Every line containing the word "grid" needs to be found and copied.

··· Record set ···

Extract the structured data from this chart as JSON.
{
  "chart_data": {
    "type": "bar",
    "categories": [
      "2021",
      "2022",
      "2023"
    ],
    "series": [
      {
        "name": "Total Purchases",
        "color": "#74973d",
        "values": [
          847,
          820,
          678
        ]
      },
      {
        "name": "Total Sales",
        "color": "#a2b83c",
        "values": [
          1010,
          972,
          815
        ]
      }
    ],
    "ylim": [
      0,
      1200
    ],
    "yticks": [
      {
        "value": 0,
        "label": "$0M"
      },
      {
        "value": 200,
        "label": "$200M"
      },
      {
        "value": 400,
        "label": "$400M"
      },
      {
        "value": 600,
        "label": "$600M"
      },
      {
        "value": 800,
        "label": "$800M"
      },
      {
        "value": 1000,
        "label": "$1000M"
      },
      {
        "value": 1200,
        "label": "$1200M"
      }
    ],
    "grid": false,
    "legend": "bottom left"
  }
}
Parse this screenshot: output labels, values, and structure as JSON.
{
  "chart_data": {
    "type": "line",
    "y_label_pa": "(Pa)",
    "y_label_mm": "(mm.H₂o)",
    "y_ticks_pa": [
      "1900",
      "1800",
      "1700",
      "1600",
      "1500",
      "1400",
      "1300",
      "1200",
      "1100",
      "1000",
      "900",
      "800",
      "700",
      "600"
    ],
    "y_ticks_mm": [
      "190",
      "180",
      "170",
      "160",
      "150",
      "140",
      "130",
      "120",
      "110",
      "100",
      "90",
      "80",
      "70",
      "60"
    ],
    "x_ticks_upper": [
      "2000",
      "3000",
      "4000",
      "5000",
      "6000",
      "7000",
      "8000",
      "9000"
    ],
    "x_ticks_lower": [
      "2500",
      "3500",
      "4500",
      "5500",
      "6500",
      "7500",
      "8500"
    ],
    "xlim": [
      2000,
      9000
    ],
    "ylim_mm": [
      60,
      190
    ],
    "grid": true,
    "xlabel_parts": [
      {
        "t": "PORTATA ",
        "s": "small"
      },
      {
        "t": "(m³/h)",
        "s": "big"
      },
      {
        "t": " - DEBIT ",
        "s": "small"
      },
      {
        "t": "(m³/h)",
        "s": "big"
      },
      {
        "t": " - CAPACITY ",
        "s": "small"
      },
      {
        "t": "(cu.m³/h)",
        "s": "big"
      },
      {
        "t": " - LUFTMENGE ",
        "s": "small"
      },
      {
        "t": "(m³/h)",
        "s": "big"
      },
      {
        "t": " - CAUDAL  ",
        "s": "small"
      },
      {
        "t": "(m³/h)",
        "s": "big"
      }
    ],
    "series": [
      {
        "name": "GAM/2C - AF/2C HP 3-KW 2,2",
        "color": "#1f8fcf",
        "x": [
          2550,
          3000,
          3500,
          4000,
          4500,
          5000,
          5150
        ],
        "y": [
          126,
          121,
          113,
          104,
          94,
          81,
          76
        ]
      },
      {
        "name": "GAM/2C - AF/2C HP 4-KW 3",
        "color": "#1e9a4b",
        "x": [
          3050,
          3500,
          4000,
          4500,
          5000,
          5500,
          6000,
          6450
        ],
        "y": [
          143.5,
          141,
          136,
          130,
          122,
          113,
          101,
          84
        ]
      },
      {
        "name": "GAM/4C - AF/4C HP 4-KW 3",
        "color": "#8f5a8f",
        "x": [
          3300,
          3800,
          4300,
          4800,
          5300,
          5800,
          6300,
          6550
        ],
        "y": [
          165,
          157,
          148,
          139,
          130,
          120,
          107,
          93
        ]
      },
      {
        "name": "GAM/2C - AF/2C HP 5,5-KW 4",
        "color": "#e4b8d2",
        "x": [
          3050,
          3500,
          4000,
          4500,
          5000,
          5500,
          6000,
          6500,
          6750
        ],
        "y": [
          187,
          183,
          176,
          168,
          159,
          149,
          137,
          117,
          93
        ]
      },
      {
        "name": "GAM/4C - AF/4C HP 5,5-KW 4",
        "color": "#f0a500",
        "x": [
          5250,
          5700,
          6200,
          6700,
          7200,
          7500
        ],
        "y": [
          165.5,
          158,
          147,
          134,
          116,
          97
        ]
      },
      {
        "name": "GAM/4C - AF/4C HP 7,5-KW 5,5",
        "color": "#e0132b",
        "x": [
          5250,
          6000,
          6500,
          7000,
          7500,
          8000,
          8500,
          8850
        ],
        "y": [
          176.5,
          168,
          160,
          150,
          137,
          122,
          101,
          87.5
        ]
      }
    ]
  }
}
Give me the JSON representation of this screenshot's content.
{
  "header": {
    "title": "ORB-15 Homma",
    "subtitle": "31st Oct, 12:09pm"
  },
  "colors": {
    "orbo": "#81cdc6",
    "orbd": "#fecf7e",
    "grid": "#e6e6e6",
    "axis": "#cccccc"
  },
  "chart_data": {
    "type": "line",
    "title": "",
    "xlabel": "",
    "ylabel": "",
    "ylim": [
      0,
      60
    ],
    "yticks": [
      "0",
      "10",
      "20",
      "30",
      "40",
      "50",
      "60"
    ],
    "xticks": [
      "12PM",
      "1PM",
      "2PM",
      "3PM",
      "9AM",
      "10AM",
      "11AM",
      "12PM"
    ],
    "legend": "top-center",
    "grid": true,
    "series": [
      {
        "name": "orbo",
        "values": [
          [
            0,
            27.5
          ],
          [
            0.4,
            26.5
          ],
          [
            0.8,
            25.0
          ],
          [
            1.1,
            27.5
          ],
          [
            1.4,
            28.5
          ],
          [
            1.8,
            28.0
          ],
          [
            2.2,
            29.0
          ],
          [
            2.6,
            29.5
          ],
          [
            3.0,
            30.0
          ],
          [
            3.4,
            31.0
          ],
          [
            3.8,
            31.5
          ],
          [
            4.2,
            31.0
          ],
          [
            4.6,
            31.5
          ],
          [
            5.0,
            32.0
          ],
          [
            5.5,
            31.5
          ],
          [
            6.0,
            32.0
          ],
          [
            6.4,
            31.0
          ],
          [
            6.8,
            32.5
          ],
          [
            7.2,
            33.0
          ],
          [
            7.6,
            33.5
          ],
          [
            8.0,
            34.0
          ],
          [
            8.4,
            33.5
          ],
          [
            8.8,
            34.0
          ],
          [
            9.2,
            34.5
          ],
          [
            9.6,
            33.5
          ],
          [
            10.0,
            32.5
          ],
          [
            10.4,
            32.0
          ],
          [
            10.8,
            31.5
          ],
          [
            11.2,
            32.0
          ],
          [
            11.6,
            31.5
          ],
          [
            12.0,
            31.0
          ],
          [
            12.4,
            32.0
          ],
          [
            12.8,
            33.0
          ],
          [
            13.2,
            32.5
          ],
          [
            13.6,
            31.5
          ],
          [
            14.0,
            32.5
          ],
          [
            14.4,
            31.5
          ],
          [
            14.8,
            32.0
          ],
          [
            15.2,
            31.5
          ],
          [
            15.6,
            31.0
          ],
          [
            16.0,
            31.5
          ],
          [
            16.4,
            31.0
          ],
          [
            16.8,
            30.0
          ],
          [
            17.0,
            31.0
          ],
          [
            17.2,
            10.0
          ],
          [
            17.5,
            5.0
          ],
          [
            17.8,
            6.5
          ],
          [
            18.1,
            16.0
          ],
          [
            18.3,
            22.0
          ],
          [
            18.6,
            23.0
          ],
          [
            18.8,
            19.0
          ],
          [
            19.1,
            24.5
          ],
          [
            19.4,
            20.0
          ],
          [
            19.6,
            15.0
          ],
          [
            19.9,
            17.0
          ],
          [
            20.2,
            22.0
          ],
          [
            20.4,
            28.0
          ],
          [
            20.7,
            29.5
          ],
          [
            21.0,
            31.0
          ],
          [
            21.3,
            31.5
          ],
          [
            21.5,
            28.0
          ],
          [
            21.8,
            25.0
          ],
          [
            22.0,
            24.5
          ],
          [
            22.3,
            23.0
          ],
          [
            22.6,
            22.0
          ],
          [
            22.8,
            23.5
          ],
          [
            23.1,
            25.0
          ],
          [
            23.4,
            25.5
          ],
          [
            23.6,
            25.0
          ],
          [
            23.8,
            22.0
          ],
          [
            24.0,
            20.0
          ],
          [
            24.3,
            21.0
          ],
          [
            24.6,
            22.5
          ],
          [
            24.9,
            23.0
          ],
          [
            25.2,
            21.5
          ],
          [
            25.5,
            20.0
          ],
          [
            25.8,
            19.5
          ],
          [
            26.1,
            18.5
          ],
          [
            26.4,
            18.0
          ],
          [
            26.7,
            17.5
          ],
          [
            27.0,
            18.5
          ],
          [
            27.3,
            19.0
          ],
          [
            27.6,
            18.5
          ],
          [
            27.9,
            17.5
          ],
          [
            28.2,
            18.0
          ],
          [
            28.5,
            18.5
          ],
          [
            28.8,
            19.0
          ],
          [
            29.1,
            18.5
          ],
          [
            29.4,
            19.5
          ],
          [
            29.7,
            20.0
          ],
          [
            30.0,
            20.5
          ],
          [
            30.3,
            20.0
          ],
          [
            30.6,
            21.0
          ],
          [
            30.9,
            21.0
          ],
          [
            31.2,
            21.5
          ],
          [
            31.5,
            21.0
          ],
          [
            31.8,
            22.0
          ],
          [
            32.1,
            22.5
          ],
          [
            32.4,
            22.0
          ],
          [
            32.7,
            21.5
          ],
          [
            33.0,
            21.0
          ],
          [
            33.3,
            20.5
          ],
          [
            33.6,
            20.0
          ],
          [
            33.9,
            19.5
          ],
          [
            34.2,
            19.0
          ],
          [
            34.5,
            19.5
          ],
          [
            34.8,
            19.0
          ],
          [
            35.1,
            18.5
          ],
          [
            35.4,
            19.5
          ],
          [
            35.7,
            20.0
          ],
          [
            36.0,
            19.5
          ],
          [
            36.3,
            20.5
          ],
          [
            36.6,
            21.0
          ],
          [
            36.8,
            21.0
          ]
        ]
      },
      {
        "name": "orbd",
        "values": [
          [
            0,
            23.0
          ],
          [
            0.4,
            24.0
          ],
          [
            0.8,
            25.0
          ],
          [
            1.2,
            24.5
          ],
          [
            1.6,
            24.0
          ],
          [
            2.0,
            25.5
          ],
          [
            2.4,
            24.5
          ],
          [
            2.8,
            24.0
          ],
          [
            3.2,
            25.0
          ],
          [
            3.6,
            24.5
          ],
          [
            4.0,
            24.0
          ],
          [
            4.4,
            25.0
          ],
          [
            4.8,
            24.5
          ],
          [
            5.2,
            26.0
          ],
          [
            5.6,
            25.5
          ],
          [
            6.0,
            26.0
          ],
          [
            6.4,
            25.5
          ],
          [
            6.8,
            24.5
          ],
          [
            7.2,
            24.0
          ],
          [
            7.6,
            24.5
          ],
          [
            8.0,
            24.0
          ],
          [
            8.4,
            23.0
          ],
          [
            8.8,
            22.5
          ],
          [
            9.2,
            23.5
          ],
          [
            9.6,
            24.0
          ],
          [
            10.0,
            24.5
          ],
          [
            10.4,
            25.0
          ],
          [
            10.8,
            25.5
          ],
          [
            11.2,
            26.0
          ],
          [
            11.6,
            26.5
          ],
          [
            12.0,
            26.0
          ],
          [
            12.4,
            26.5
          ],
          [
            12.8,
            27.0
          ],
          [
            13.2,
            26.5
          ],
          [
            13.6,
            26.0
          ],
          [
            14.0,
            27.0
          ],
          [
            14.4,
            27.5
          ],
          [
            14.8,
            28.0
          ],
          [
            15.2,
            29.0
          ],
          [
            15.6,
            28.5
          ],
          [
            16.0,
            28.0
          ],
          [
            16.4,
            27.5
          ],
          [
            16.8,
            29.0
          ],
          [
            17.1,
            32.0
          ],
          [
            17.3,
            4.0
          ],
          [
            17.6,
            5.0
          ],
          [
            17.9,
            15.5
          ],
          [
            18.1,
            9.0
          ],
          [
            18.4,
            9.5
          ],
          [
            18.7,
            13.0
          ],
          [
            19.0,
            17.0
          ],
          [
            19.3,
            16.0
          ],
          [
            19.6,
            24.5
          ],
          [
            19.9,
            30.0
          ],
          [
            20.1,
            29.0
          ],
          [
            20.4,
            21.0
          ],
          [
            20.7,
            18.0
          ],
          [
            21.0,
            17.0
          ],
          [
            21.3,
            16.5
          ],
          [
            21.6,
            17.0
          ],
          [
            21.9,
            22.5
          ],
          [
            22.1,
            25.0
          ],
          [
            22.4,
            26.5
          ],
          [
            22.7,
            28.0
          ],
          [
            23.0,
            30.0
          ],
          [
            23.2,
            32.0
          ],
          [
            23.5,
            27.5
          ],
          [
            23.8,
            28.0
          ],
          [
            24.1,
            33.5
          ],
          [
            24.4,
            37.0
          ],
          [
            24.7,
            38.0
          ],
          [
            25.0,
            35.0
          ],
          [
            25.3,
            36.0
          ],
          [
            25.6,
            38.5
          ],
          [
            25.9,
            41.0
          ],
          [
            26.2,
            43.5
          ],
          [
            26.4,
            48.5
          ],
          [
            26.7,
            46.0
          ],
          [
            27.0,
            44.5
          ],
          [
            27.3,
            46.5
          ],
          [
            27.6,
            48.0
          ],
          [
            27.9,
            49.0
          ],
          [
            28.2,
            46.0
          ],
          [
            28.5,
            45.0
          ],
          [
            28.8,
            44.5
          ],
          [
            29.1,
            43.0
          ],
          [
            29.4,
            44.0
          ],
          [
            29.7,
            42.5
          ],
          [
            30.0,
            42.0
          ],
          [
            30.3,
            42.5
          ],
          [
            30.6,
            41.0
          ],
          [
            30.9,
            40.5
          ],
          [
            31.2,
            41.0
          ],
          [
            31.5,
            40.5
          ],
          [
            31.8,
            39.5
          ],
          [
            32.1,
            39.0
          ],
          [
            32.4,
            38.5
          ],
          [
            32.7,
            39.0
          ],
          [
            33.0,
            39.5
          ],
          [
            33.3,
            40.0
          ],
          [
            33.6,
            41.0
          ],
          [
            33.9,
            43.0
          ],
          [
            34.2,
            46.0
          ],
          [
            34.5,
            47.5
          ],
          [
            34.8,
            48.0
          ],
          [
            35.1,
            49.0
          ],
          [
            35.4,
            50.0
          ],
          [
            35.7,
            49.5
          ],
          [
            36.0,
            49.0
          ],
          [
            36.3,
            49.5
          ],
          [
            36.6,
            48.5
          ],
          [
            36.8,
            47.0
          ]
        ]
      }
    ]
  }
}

···

Solution for this exercise:
    "grid": false,
    "grid": true,
    "grid": "#e6e6e6",
    "grid": true,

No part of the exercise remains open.